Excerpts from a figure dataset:
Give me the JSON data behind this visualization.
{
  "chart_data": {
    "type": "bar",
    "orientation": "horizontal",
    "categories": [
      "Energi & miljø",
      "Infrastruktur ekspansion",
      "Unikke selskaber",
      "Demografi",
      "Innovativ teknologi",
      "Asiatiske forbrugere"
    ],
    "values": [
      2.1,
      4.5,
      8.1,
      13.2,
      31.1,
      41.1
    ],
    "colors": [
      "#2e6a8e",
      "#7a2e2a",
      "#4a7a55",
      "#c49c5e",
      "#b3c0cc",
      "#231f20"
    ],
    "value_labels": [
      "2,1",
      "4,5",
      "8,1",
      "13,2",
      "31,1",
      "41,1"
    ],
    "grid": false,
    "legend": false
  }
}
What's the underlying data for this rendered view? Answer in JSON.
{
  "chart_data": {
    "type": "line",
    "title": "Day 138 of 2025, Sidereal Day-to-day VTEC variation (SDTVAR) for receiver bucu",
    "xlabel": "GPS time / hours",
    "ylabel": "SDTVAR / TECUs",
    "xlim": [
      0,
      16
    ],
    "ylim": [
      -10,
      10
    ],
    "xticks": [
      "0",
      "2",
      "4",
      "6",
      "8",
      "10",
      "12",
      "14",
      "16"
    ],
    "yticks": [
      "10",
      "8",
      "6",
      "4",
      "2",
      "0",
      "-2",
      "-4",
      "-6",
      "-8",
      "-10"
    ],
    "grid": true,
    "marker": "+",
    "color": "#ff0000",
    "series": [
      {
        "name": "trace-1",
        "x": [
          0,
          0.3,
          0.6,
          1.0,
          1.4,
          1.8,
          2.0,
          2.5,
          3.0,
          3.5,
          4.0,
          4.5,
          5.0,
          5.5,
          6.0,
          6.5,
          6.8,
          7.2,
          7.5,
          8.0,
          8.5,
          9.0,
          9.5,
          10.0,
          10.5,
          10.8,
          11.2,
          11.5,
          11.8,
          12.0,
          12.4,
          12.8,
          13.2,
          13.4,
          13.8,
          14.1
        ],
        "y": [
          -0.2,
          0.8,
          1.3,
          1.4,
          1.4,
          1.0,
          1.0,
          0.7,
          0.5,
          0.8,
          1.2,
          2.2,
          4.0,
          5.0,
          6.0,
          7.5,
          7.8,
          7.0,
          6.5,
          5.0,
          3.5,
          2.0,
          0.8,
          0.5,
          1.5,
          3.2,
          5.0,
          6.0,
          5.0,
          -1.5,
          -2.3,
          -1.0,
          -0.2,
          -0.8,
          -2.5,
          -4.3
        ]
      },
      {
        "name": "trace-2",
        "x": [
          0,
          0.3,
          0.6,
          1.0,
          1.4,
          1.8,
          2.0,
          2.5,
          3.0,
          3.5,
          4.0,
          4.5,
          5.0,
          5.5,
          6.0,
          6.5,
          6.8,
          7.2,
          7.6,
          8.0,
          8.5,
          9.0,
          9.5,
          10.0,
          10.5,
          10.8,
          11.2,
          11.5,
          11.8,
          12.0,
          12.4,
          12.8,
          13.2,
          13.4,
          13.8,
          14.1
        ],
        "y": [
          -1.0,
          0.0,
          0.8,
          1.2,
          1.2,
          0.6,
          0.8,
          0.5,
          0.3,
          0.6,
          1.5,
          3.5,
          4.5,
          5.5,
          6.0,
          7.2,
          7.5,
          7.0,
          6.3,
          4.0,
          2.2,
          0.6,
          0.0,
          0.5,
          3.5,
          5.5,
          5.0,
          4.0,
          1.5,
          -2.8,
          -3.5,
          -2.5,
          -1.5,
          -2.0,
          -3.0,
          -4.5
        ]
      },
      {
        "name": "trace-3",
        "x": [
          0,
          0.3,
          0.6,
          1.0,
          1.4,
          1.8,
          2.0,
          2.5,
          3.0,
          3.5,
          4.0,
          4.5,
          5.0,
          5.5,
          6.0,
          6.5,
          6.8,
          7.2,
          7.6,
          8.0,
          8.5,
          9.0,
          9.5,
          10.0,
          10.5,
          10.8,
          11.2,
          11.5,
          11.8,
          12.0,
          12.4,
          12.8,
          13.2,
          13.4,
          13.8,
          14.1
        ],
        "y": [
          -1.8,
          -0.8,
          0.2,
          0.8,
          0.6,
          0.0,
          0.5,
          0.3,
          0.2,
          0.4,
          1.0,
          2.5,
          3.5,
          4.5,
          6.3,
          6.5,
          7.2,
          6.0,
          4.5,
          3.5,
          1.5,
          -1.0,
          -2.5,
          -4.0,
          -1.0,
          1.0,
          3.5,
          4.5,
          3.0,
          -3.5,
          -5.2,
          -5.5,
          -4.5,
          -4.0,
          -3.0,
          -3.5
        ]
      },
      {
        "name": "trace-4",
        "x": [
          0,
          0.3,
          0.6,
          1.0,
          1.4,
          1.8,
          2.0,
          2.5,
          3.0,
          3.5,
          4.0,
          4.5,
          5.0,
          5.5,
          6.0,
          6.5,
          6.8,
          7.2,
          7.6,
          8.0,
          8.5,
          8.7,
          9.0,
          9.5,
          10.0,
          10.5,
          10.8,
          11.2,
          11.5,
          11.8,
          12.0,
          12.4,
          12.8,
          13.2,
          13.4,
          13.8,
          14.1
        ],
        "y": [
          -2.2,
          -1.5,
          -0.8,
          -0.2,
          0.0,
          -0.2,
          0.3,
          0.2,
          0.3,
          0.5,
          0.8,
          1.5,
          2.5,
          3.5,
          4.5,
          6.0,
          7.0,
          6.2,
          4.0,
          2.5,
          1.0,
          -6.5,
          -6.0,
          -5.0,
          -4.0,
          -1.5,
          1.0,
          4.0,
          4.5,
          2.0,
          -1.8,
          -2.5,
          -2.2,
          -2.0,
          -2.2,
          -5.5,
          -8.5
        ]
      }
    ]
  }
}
---
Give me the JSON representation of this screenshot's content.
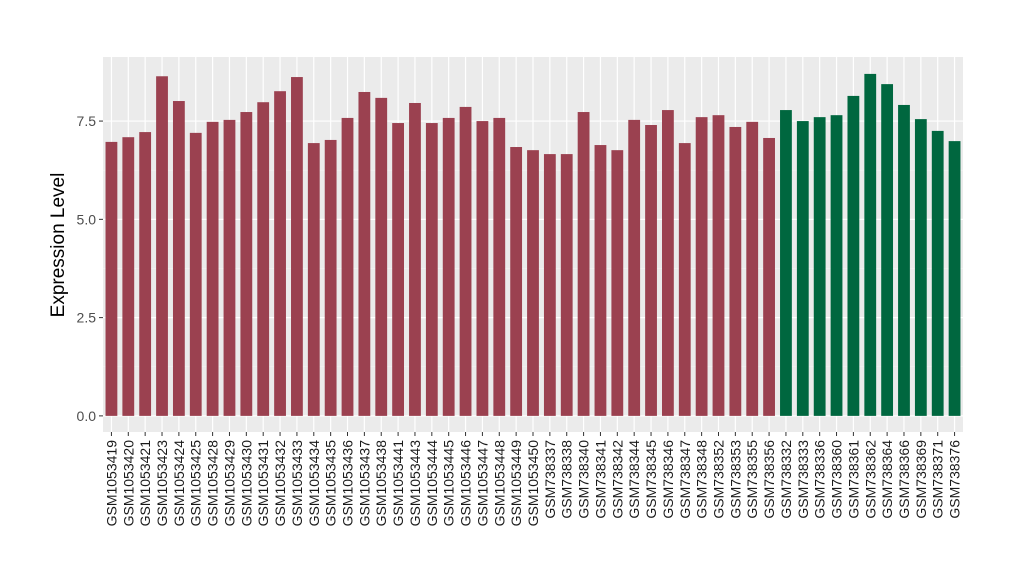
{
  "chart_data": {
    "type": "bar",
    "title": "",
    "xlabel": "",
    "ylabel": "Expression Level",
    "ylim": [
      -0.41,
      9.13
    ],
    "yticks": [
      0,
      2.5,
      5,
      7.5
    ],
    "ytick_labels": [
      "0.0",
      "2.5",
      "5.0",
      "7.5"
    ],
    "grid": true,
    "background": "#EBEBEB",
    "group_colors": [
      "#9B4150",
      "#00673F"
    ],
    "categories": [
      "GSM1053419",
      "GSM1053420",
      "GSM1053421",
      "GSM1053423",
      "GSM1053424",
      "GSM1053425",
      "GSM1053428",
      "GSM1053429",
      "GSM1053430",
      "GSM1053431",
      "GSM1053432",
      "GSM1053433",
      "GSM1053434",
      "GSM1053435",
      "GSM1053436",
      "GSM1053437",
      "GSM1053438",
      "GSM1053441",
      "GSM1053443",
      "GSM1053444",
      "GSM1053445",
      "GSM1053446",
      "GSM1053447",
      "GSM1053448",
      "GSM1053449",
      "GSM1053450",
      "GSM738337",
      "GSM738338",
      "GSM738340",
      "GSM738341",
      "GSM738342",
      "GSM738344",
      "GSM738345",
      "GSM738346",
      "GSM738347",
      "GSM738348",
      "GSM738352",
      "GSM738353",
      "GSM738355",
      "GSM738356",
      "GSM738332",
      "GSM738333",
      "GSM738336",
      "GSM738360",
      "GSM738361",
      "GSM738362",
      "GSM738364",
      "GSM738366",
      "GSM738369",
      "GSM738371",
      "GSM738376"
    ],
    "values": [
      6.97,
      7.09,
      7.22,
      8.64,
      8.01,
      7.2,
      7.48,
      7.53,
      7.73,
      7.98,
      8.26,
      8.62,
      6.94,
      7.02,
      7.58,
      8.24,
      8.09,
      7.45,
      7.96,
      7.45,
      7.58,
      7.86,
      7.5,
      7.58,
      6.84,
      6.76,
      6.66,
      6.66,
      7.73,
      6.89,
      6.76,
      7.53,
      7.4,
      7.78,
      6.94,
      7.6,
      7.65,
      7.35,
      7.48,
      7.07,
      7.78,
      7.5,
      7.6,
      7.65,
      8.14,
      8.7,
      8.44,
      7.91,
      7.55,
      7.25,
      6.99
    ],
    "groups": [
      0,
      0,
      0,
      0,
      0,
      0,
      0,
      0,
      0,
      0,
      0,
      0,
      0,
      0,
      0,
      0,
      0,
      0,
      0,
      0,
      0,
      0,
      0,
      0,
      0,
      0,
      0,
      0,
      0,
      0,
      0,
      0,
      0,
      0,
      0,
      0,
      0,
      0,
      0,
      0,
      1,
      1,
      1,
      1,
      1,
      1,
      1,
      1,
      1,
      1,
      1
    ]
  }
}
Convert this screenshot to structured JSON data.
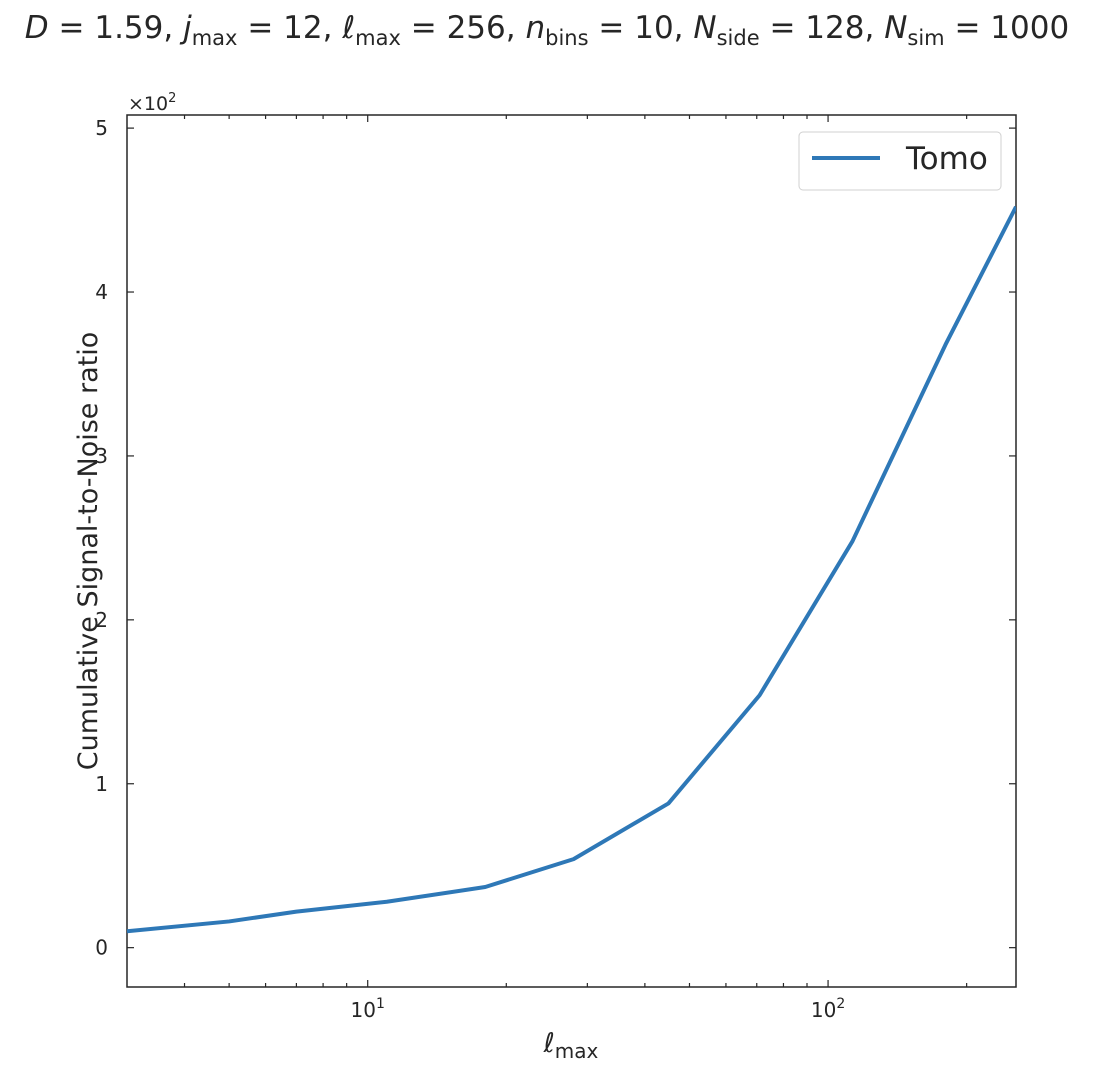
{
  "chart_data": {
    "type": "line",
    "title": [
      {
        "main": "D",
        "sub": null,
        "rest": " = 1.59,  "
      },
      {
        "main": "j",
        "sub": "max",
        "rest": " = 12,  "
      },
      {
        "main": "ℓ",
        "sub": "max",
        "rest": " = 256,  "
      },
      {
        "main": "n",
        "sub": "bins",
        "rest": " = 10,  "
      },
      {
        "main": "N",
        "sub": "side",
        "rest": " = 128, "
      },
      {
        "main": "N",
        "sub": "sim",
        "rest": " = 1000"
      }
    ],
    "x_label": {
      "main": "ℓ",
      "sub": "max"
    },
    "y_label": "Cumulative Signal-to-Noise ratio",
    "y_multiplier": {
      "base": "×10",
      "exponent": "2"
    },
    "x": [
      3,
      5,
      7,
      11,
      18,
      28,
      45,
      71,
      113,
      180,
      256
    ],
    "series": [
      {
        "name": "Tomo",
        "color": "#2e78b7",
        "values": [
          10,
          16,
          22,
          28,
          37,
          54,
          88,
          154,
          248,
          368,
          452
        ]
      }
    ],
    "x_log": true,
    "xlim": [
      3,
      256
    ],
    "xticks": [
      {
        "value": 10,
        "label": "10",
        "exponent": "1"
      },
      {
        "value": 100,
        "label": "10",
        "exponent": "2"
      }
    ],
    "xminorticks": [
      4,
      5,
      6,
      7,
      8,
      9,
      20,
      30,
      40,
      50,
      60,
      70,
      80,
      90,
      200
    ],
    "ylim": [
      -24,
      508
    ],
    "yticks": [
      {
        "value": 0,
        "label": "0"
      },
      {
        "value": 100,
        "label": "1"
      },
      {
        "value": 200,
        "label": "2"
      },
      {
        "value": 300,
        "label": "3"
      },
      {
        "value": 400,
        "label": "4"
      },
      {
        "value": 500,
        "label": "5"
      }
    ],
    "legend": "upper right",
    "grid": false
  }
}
* * *
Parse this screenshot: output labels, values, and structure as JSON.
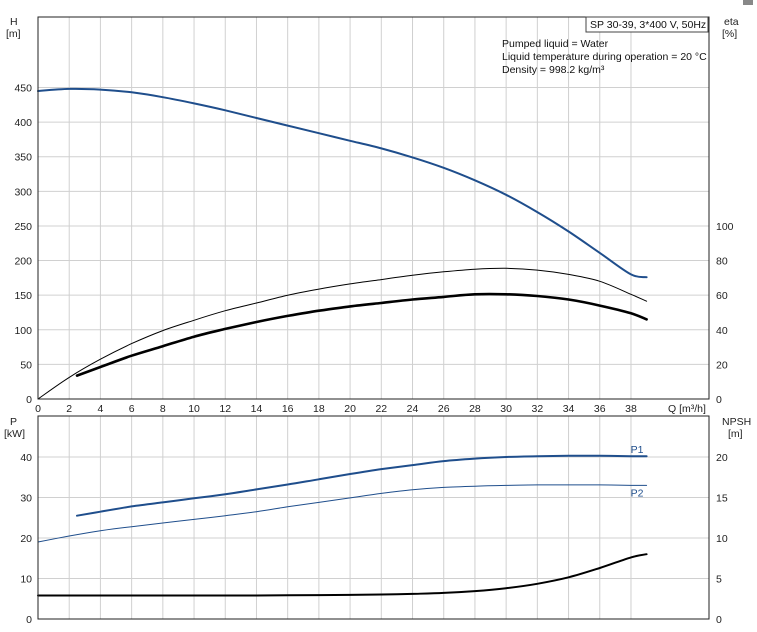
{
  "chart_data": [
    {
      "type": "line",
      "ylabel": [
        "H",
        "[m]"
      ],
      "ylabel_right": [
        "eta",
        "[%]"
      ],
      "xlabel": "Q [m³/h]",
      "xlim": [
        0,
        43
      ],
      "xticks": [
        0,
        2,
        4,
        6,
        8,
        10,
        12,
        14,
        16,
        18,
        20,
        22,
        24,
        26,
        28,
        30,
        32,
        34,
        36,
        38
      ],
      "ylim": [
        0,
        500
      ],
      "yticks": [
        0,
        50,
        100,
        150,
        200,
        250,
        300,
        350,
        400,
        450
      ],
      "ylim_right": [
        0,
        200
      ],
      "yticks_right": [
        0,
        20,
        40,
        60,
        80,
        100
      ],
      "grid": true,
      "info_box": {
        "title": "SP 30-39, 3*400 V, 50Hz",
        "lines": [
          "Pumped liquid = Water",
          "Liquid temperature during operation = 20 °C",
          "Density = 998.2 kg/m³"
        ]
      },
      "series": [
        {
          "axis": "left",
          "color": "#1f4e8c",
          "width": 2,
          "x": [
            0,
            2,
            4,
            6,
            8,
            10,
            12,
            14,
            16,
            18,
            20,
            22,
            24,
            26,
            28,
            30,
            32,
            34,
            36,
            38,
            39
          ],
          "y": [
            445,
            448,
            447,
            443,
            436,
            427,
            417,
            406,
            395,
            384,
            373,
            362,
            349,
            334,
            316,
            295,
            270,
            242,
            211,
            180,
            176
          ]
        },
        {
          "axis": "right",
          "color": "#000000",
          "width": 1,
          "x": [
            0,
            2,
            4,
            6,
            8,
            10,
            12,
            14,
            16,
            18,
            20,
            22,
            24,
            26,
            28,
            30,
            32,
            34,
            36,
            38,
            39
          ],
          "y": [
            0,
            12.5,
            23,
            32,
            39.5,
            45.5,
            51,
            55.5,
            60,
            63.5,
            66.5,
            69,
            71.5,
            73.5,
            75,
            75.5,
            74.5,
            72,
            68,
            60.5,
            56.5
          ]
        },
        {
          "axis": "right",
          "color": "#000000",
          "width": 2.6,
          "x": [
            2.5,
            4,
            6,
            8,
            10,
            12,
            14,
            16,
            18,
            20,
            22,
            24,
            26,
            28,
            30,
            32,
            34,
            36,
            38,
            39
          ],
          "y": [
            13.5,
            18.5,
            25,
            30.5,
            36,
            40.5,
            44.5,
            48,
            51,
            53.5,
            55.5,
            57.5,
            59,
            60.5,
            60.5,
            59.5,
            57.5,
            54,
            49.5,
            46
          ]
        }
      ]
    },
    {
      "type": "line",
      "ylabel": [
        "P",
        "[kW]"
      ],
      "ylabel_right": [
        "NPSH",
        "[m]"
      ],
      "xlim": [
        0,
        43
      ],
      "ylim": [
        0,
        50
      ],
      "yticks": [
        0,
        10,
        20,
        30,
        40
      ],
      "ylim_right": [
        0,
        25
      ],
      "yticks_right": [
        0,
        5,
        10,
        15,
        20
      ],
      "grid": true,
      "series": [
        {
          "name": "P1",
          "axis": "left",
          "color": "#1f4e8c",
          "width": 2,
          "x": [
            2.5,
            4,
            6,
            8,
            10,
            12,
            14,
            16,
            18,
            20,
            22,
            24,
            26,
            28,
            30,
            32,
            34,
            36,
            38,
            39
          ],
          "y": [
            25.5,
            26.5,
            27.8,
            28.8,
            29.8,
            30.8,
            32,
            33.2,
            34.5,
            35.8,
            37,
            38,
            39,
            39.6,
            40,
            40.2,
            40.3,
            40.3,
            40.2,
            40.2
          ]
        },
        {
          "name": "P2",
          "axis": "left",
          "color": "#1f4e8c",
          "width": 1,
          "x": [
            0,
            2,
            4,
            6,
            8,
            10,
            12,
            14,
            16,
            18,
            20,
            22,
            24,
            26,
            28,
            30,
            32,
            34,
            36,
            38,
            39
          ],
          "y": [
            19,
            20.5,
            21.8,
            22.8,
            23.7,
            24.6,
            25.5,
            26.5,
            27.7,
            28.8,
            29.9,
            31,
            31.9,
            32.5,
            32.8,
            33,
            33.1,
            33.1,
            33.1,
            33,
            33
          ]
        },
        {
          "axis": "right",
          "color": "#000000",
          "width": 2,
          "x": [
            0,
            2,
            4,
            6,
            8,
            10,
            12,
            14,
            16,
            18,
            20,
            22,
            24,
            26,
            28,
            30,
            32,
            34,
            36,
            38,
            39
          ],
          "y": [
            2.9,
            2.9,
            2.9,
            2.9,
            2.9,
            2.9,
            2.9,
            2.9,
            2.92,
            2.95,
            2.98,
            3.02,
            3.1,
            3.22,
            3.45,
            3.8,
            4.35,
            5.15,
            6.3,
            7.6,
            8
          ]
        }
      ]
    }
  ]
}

* Aim
Using the listing, collect all lines in which the string "rest" is found.

* Result of this task
        "rest": " = 1.59,  "
        "rest": " = 12,  "
        "rest": " = 256,  "
        "rest": " = 10,  "
        "rest": " = 128, "
        "rest": " = 1000"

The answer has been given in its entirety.